Only the pictures stay out; every record is to be quoted exactly.

• Record extracts:
========================

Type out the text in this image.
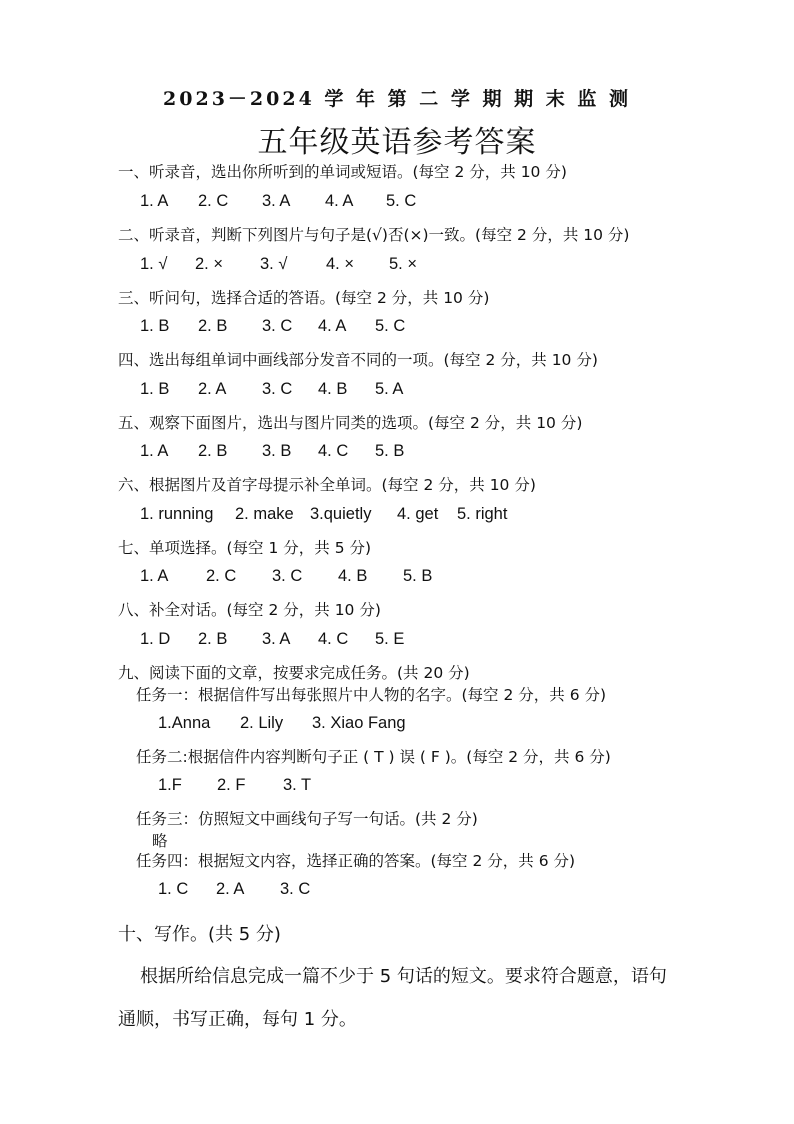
2023－2024 学 年 第 二 学 期 期 末 监 测
五年级英语参考答案
一、听录音，选出你所听到的单词或短语。(每空 2 分，共 10 分)
1. A 2. C 3. A 4. A 5. C
二、听录音，判断下列图片与句子是(√)否(×)一致。(每空 2 分，共 10 分)
1. √ 2. × 3. √ 4. × 5. ×
三、听问句，选择合适的答语。(每空 2 分，共 10 分)
1. B 2. B 3. C 4. A 5. C
四、选出每组单词中画线部分发音不同的一项。(每空 2 分，共 10 分)
1. B 2. A 3. C 4. B 5. A
五、观察下面图片，选出与图片同类的选项。(每空 2 分，共 10 分)
1. A 2. B 3. B 4. C 5. B
六、根据图片及首字母提示补全单词。(每空 2 分，共 10 分)
1. running 2. make 3.quietly 4. get 5. right
七、单项选择。(每空 1 分，共 5 分)
1. A 2. C 3. C 4. B 5. B
八、补全对话。(每空 2 分，共 10 分)
1. D 2. B 3. A 4. C 5. E
九、阅读下面的文章，按要求完成任务。(共 20 分)
任务一：根据信件写出每张照片中人物的名字。(每空 2 分，共 6 分)
1.Anna 2. Lily 3. Xiao Fang
任务二:根据信件内容判断句子正 ( T ) 误 ( F )。(每空 2 分，共 6 分)
1.F 2. F 3. T
任务三：仿照短文中画线句子写一句话。(共 2 分)
略
任务四：根据短文内容，选择正确的答案。(每空 2 分，共 6 分)
1. C 2. A 3. C
十、写作。(共 5 分)
根据所给信息完成一篇不少于 5 句话的短文。要求符合题意，语句
通顺，书写正确，每句 1 分。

========================

• Full solution:
Type out the text in this image.
2023－2024 学 年 第 二 学 期 期 末 监 测
五年级英语参考答案
一、听录音，选出你所听到的单词或短语。(每空 2 分，共 10 分)
1. A 2. C 3. A 4. A 5. C
二、听录音，判断下列图片与句子是(√)否(×)一致。(每空 2 分，共 10 分)
1. √ 2. × 3. √ 4. × 5. ×
三、听问句，选择合适的答语。(每空 2 分，共 10 分)
1. B 2. B 3. C 4. A 5. C
四、选出每组单词中画线部分发音不同的一项。(每空 2 分，共 10 分)
1. B 2. A 3. C 4. B 5. A
五、观察下面图片，选出与图片同类的选项。(每空 2 分，共 10 分)
1. A 2. B 3. B 4. C 5. B
六、根据图片及首字母提示补全单词。(每空 2 分，共 10 分)
1. running 2. make 3.quietly 4. get 5. right
七、单项选择。(每空 1 分，共 5 分)
1. A 2. C 3. C 4. B 5. B
八、补全对话。(每空 2 分，共 10 分)
1. D 2. B 3. A 4. C 5. E
九、阅读下面的文章，按要求完成任务。(共 20 分)
任务一：根据信件写出每张照片中人物的名字。(每空 2 分，共 6 分)
1.Anna 2. Lily 3. Xiao Fang
任务二:根据信件内容判断句子正 ( T ) 误 ( F )。(每空 2 分，共 6 分)
1.F 2. F 3. T
任务三：仿照短文中画线句子写一句话。(共 2 分)
略
任务四：根据短文内容，选择正确的答案。(每空 2 分，共 6 分)
1. C 2. A 3. C
十、写作。(共 5 分)
根据所给信息完成一篇不少于 5 句话的短文。要求符合题意，语句
通顺，书写正确，每句 1 分。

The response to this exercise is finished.